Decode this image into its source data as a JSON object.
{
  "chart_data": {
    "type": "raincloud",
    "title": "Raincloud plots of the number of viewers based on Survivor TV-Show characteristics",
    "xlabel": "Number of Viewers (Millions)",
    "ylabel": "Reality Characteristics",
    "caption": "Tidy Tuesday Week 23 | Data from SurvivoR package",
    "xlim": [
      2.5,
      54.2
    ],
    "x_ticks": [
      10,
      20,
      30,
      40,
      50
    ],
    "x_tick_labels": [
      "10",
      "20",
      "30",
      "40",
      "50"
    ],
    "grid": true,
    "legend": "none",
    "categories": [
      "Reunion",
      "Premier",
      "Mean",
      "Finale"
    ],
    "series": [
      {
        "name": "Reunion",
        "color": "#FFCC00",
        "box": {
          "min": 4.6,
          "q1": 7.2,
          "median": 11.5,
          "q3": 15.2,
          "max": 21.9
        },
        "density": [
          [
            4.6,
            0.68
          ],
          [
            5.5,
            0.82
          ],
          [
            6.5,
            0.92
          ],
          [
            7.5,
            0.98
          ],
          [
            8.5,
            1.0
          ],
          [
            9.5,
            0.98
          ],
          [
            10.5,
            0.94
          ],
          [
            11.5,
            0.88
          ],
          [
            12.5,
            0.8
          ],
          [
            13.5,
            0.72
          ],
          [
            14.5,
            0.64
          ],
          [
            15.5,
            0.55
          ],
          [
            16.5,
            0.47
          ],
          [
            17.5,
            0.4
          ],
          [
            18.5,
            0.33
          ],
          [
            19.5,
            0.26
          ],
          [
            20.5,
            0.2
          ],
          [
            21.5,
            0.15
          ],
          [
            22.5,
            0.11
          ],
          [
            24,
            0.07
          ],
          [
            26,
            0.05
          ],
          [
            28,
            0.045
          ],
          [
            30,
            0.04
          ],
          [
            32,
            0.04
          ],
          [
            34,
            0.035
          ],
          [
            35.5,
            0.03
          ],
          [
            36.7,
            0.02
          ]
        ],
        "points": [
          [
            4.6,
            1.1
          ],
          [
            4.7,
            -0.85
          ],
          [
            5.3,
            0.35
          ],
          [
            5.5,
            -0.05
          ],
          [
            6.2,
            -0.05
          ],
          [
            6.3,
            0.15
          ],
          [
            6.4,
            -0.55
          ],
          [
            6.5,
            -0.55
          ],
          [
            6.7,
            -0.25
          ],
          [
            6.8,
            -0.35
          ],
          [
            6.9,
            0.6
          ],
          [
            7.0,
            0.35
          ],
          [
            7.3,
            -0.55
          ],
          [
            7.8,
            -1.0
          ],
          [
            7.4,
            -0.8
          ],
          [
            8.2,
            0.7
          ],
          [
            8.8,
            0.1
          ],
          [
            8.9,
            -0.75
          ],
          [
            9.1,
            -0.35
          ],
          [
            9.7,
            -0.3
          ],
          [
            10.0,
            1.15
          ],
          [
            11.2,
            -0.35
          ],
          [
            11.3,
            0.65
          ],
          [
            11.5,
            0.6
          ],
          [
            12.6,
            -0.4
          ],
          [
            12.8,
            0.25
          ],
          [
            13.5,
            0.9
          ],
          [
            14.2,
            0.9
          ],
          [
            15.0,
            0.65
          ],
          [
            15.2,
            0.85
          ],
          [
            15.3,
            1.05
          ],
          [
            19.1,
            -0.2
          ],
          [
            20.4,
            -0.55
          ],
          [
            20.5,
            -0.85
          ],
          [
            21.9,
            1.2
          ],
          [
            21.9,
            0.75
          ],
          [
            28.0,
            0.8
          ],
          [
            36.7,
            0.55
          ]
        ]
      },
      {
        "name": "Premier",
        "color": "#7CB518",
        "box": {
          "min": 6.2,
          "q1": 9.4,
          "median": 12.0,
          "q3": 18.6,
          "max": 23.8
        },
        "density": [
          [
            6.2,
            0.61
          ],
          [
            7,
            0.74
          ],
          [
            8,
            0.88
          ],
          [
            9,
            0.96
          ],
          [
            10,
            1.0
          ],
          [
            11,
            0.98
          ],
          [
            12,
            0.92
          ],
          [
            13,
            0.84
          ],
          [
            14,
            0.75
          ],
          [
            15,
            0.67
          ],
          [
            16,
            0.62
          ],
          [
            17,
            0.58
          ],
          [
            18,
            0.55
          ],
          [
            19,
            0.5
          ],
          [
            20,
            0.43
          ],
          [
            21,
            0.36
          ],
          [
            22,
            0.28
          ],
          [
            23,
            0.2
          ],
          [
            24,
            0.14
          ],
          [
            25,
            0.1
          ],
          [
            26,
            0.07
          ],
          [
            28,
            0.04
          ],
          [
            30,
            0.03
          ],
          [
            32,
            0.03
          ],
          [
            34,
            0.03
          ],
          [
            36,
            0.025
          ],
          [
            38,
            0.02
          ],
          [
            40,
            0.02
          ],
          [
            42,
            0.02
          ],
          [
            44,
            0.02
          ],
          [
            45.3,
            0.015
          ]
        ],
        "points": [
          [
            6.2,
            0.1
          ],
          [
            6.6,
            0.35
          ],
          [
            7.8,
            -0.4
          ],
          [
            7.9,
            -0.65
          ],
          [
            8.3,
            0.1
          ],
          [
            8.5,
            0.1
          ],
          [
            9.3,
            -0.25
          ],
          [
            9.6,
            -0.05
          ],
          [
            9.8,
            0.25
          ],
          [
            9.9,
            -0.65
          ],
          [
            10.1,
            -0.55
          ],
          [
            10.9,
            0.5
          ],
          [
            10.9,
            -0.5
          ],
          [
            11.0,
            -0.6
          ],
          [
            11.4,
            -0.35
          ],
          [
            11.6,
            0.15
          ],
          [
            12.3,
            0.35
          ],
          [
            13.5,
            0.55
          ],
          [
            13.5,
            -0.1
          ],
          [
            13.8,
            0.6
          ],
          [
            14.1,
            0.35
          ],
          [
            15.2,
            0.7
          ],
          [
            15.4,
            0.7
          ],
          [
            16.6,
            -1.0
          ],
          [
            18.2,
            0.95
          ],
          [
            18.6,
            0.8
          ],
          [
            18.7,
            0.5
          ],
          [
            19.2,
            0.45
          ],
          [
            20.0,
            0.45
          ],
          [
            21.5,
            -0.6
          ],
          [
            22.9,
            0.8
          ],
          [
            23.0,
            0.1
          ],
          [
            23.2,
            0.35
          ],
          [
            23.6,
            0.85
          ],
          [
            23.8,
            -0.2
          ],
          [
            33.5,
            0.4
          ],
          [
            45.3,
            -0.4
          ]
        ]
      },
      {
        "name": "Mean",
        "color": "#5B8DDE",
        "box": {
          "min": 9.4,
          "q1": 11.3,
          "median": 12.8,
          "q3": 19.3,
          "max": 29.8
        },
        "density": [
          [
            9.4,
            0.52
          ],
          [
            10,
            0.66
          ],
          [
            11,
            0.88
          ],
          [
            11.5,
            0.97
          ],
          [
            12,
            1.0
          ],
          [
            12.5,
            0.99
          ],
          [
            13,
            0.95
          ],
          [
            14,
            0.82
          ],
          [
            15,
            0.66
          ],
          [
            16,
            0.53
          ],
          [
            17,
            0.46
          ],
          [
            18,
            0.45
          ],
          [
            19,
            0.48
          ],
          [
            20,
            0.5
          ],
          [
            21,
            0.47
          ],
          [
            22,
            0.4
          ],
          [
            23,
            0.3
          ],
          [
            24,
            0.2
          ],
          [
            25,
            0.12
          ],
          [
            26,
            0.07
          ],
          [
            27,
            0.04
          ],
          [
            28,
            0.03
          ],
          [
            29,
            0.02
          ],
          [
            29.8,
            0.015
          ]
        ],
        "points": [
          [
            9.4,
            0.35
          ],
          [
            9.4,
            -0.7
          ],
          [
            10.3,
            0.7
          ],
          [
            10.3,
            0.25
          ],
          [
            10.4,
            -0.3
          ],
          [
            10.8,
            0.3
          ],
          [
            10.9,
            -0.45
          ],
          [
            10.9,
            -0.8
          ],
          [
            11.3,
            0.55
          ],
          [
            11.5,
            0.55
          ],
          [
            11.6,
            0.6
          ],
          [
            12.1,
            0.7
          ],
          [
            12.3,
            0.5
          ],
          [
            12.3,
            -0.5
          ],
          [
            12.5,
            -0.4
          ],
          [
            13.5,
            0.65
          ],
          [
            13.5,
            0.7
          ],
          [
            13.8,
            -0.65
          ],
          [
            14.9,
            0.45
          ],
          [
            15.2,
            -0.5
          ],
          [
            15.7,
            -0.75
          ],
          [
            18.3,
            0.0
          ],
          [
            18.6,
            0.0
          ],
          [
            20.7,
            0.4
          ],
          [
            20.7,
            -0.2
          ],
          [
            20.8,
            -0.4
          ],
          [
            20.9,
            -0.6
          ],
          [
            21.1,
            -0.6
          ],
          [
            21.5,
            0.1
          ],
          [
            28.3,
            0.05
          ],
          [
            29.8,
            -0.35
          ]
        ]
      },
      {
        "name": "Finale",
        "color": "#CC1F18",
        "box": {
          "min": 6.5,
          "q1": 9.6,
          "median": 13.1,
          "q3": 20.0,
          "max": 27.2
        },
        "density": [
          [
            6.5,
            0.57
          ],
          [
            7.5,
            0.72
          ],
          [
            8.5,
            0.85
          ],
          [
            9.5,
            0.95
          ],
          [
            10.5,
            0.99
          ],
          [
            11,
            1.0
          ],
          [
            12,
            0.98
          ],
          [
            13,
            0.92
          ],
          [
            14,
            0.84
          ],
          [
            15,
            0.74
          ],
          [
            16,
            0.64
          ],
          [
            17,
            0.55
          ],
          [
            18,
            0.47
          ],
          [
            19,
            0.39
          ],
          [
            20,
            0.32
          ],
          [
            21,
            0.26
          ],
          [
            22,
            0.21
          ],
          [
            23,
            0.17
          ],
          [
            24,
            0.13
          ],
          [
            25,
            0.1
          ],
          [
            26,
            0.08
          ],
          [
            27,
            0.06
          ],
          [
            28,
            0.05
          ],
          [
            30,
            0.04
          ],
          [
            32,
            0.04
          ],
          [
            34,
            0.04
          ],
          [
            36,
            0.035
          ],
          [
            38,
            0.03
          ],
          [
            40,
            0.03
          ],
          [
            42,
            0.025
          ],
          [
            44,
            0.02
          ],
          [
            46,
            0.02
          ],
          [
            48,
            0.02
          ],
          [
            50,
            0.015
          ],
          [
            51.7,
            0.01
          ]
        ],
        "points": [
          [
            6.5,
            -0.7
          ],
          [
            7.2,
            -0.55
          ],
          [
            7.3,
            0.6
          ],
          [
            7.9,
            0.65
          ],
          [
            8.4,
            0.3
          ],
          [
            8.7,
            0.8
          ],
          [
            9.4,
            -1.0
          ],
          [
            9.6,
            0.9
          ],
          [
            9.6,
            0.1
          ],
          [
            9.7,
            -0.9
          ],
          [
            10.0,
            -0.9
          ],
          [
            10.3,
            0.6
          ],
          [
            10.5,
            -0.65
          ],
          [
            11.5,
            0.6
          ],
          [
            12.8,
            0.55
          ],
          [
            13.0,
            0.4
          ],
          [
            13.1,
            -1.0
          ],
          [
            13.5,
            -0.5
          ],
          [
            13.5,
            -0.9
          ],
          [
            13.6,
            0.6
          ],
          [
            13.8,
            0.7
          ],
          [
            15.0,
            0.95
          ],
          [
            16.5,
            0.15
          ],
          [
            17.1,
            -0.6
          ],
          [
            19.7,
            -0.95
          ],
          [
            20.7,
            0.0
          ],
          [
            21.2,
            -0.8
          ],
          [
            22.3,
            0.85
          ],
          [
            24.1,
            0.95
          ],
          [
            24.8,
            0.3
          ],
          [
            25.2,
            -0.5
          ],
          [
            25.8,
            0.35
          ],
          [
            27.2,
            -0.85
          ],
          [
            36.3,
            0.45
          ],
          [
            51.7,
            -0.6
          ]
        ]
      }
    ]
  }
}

**GIVEN EXERCISE**
What is the number of lines in the data above that include the word "median"? Answer with that number only.

**EXPECTED ANSWER**
4